### Aim
Report all lines from the entries below in which "grande" appears.

### Supplied material
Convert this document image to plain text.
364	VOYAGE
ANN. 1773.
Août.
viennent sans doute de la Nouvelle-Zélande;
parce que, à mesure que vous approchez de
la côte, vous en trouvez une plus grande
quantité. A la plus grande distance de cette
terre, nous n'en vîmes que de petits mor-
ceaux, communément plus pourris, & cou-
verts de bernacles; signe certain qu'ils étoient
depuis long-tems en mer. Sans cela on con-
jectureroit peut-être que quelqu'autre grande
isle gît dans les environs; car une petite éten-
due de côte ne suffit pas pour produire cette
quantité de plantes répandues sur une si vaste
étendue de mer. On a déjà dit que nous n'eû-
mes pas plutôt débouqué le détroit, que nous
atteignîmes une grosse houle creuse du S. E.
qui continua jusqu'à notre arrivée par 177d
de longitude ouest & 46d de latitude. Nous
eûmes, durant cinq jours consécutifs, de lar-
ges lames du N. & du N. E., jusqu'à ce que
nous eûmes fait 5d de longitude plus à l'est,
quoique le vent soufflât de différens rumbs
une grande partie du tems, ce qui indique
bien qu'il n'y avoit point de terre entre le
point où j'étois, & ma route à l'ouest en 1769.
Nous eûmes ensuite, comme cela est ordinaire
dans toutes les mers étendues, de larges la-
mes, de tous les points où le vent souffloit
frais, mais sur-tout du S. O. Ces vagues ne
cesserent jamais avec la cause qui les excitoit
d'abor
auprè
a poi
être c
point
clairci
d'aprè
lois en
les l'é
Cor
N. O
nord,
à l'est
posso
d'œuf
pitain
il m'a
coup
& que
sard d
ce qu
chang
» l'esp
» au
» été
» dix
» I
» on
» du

### Exercise answer
la côte, vous en trouvez une plus grande
quantité. A la plus grande distance de cette
jectureroit peut-être que quelqu'autre grande
une grande partie du tems, ce qui indique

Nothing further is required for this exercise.